Required work: Determine how many lines of the data below contain "poden", then give only that number.

━━━━━━

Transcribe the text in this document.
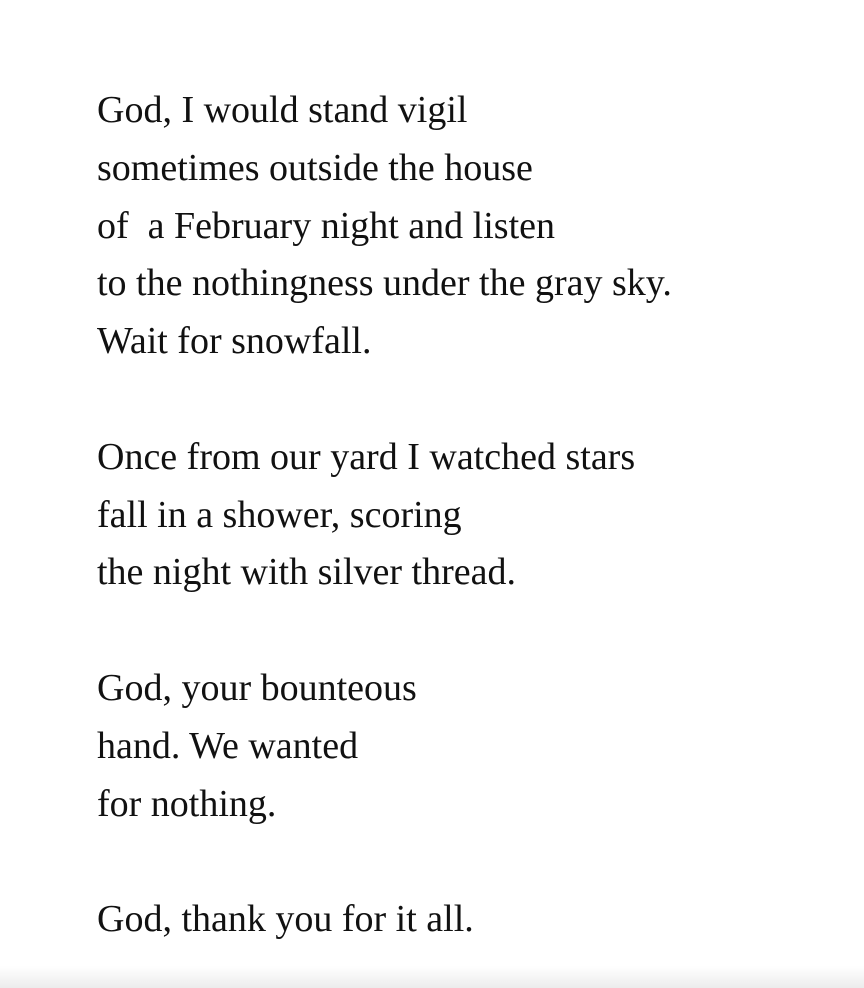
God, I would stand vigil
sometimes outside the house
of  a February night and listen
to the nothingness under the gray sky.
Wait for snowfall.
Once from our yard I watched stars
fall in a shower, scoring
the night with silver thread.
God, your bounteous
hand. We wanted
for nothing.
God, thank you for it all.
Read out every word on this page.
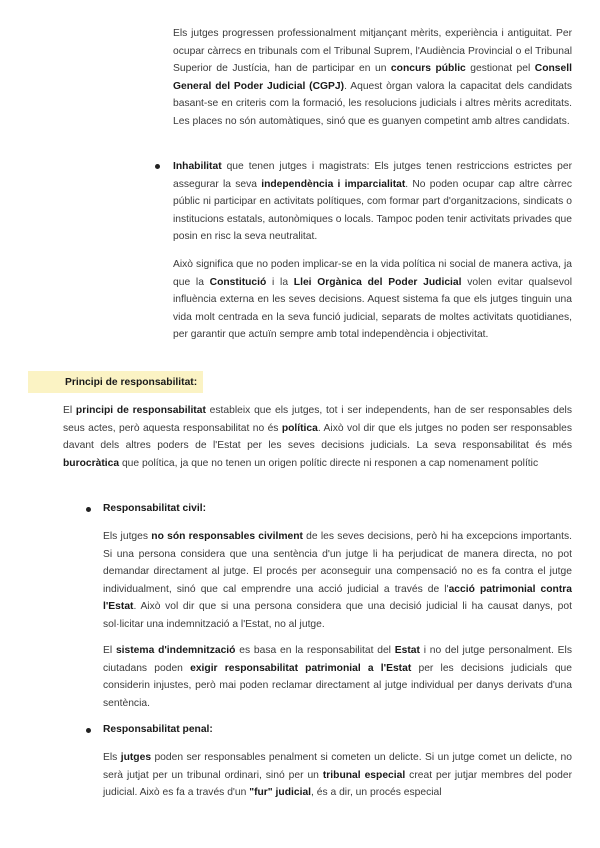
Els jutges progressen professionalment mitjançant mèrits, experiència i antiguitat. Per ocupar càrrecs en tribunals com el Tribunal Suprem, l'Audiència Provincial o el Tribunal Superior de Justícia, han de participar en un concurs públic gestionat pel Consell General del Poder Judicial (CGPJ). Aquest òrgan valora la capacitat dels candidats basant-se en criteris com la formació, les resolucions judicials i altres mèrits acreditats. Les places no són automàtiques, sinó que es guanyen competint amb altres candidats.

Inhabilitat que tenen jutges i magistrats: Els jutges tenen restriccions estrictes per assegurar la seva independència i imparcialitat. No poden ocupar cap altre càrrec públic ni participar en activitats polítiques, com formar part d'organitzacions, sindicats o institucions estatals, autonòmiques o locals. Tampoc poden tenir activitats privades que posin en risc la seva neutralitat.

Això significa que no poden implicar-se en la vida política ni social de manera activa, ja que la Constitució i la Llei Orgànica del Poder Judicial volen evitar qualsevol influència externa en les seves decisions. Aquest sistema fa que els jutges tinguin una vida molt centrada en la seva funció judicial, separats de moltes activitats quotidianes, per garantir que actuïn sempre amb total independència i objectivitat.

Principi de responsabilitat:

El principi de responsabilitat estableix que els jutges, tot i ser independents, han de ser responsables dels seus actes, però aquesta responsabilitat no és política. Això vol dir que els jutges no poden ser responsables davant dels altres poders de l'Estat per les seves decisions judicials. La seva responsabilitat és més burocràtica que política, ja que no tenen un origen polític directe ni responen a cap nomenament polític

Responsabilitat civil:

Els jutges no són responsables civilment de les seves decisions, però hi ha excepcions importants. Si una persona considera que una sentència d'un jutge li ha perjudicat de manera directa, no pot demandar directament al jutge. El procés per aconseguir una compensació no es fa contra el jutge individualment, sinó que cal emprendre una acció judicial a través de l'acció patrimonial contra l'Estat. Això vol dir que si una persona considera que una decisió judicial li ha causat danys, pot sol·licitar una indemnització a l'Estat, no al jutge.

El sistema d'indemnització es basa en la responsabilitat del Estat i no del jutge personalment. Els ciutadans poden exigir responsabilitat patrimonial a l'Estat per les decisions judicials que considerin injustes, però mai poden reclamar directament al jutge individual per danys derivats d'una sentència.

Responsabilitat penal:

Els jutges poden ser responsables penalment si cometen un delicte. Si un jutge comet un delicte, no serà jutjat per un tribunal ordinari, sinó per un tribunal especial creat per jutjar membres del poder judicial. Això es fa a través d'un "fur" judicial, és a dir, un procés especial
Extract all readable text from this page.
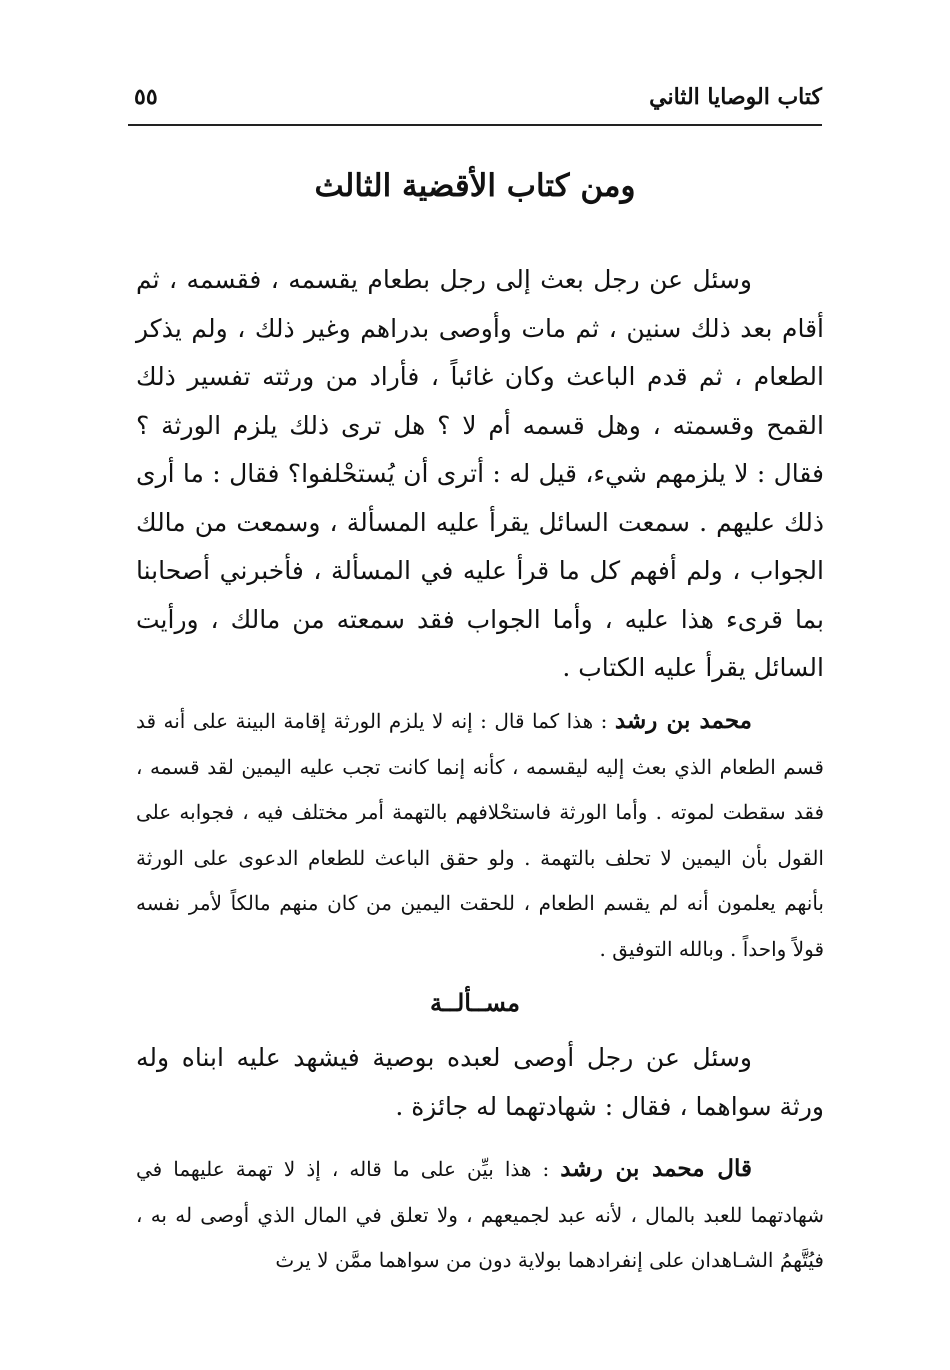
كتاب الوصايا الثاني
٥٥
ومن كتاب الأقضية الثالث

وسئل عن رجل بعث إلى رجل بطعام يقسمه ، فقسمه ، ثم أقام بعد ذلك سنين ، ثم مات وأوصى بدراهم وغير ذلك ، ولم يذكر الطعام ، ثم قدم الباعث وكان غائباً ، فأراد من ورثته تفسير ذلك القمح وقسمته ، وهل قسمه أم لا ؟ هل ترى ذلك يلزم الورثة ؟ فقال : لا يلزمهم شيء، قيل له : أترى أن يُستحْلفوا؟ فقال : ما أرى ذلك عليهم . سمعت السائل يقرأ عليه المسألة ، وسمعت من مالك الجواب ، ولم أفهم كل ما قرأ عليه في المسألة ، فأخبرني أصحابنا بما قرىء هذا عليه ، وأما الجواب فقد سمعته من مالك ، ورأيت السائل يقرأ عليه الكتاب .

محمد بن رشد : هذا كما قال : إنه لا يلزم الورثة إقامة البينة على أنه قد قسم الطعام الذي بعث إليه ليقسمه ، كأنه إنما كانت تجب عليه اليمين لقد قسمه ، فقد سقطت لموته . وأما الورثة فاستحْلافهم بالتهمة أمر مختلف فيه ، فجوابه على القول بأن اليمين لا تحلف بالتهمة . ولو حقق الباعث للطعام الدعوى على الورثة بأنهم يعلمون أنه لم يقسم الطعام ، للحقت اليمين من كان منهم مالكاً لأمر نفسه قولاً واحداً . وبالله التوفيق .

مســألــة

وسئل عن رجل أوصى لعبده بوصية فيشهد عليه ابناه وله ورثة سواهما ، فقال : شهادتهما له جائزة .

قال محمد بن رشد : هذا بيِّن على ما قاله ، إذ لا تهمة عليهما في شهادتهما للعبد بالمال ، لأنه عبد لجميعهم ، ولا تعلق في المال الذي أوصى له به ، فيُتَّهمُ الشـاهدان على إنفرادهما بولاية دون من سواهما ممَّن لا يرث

━━━━━━

In response: 5